GOAL — Filter the listing below, copying every line in which the word "空中楼阁" appears.

Dataset entries
################
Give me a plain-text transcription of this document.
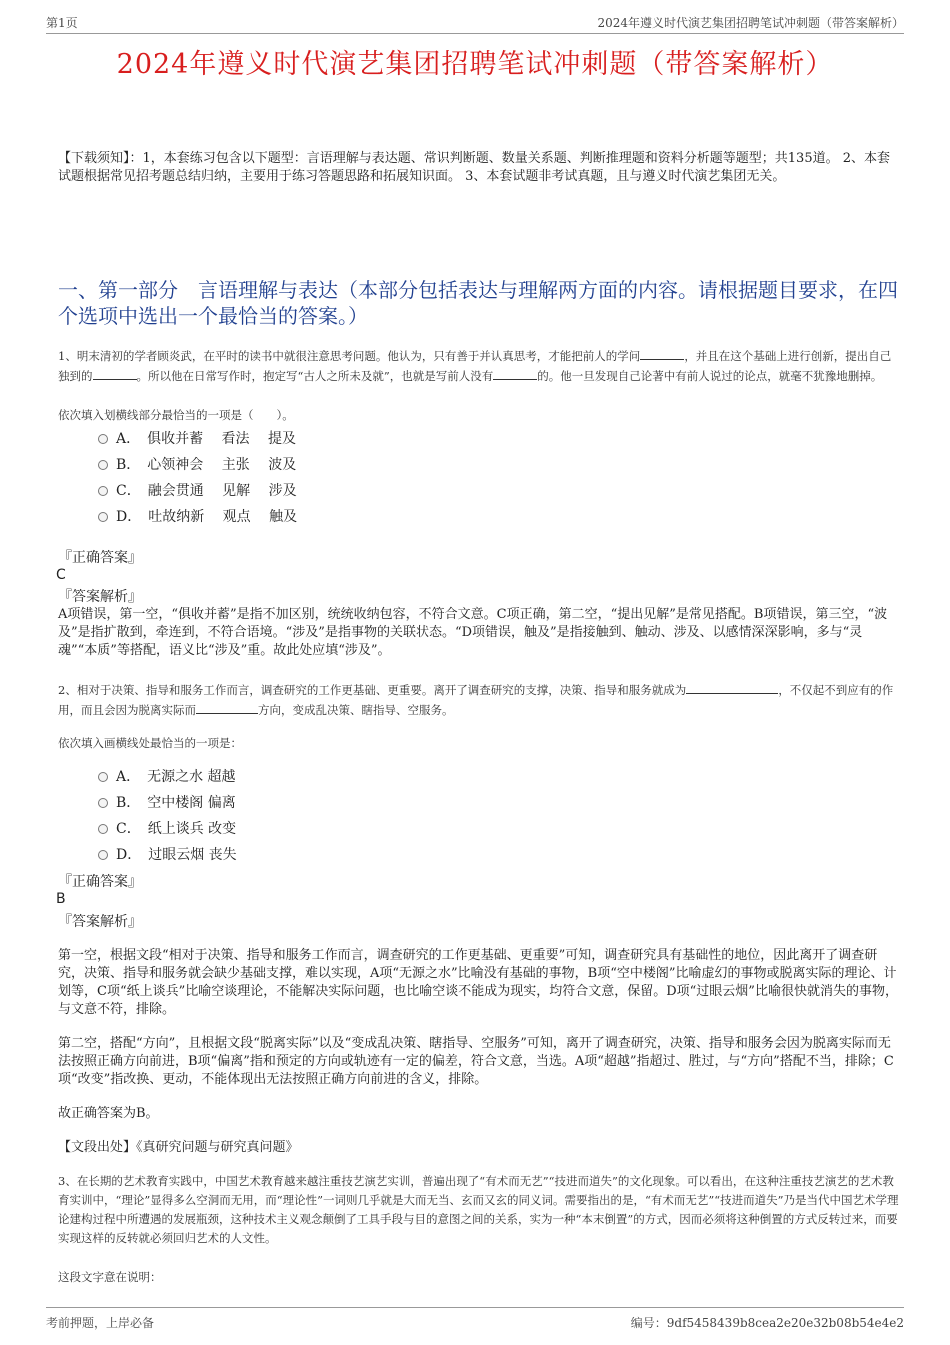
第1页	2024年遵义时代演艺集团招聘笔试冲刺题（带答案解析）
2024年遵义时代演艺集团招聘笔试冲刺题（带答案解析）
【下载须知】：1，本套练习包含以下题型：言语理解与表达题、常识判断题、数量关系题、判断推理题和资料分析题等题型；共135道。 2、本套试题根据常见招考题总结归纳，主要用于练习答题思路和拓展知识面。 3、本套试题非考试真题，且与遵义时代演艺集团无关。
一、第一部分　言语理解与表达（本部分包括表达与理解两方面的内容。请根据题目要求，在四个选项中选出一个最恰当的答案。）
1、明末清初的学者顾炎武，在平时的读书中就很注意思考问题。他认为，只有善于并认真思考，才能把前人的学问	，并且在这个基础上进行创新，提出自己独到的	。所以他在日常写作时，抱定写“古人之所未及就”，也就是写前人没有	的。他一旦发现自己论著中有前人说过的论点，就毫不犹豫地删掉。
依次填入划横线部分最恰当的一项是（　　）。
A．　俱收并蓄　 看法　 提及
B．　心领神会　 主张　 波及
C．　融会贯通　 见解　 涉及
D．　吐故纳新　 观点　 触及
『正确答案』
C
『答案解析』
A项错误，第一空，“俱收并蓄”是指不加区别，统统收纳包容，不符合文意。C项正确，第二空，“提出见解”是常见搭配。B项错误，第三空，“波及”是指扩散到，牵连到，不符合语境。“涉及”是指事物的关联状态。“D项错误，触及”是指接触到、触动、涉及、以感情深深影响，多与“灵魂”“本质”等搭配，语义比“涉及”重。故此处应填“涉及”。
2、相对于决策、指导和服务工作而言，调查研究的工作更基础、更重要。离开了调查研究的支撑，决策、指导和服务就成为	，不仅起不到应有的作用，而且会因为脱离实际而	方向，变成乱决策、瞎指导、空服务。
依次填入画横线处最恰当的一项是：
A．　无源之水 超越
B．　空中楼阁 偏离
C．　纸上谈兵 改变
D．　过眼云烟 丧失
『正确答案』
B
『答案解析』
第一空，根据文段“相对于决策、指导和服务工作而言，调查研究的工作更基础、更重要”可知，调查研究具有基础性的地位，因此离开了调查研究，决策、指导和服务就会缺少基础支撑，难以实现，A项“无源之水”比喻没有基础的事物，B项“空中楼阁”比喻虚幻的事物或脱离实际的理论、计划等，C项“纸上谈兵”比喻空谈理论，不能解决实际问题，也比喻空谈不能成为现实，均符合文意，保留。D项“过眼云烟”比喻很快就消失的事物，与文意不符，排除。
第二空，搭配“方向”，且根据文段“脱离实际”以及“变成乱决策、瞎指导、空服务”可知，离开了调查研究，决策、指导和服务会因为脱离实际而无法按照正确方向前进，B项“偏离”指和预定的方向或轨迹有一定的偏差，符合文意，当选。A项“超越”指超过、胜过，与“方向”搭配不当，排除；C项“改变”指改换、更动，不能体现出无法按照正确方向前进的含义，排除。
故正确答案为B。
【文段出处】《真研究问题与研究真问题》
3、在长期的艺术教育实践中，中国艺术教育越来越注重技艺演艺实训，普遍出现了“有术而无艺”“技进而道失”的文化现象。可以看出，在这种注重技艺演艺的艺术教育实训中，“理论”显得多么空洞而无用，而“理论性”一词则几乎就是大而无当、玄而又玄的同义词。需要指出的是，“有术而无艺”“技进而道失”乃是当代中国艺术学理论建构过程中所遭遇的发展瓶颈，这种技术主义观念颠倒了工具手段与目的意图之间的关系，实为一种“本末倒置”的方式，因而必须将这种倒置的方式反转过来，而要实现这样的反转就必须回归艺术的人文性。
这段文字意在说明：
考前押题，上岸必备	编号：9df5458439b8cea2e20e32b08b54e4e2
################
RESPONSE FOR THIS EXERCISE —
B．　空中楼阁 偏离
第一空，根据文段“相对于决策、指导和服务工作而言，调查研究的工作更基础、更重要”可知，调查研究具有基础性的地位，因此离开了调查研究，决策、指导和服务就会缺少基础支撑，难以实现，A项“无源之水”比喻没有基础的事物，B项“空中楼阁”比喻虚幻的事物或脱离实际的理论、计划等，C项“纸上谈兵”比喻空谈理论，不能解决实际问题，也比喻空谈不能成为现实，均符合文意，保留。D项“过眼云烟”比喻很快就消失的事物，与文意不符，排除。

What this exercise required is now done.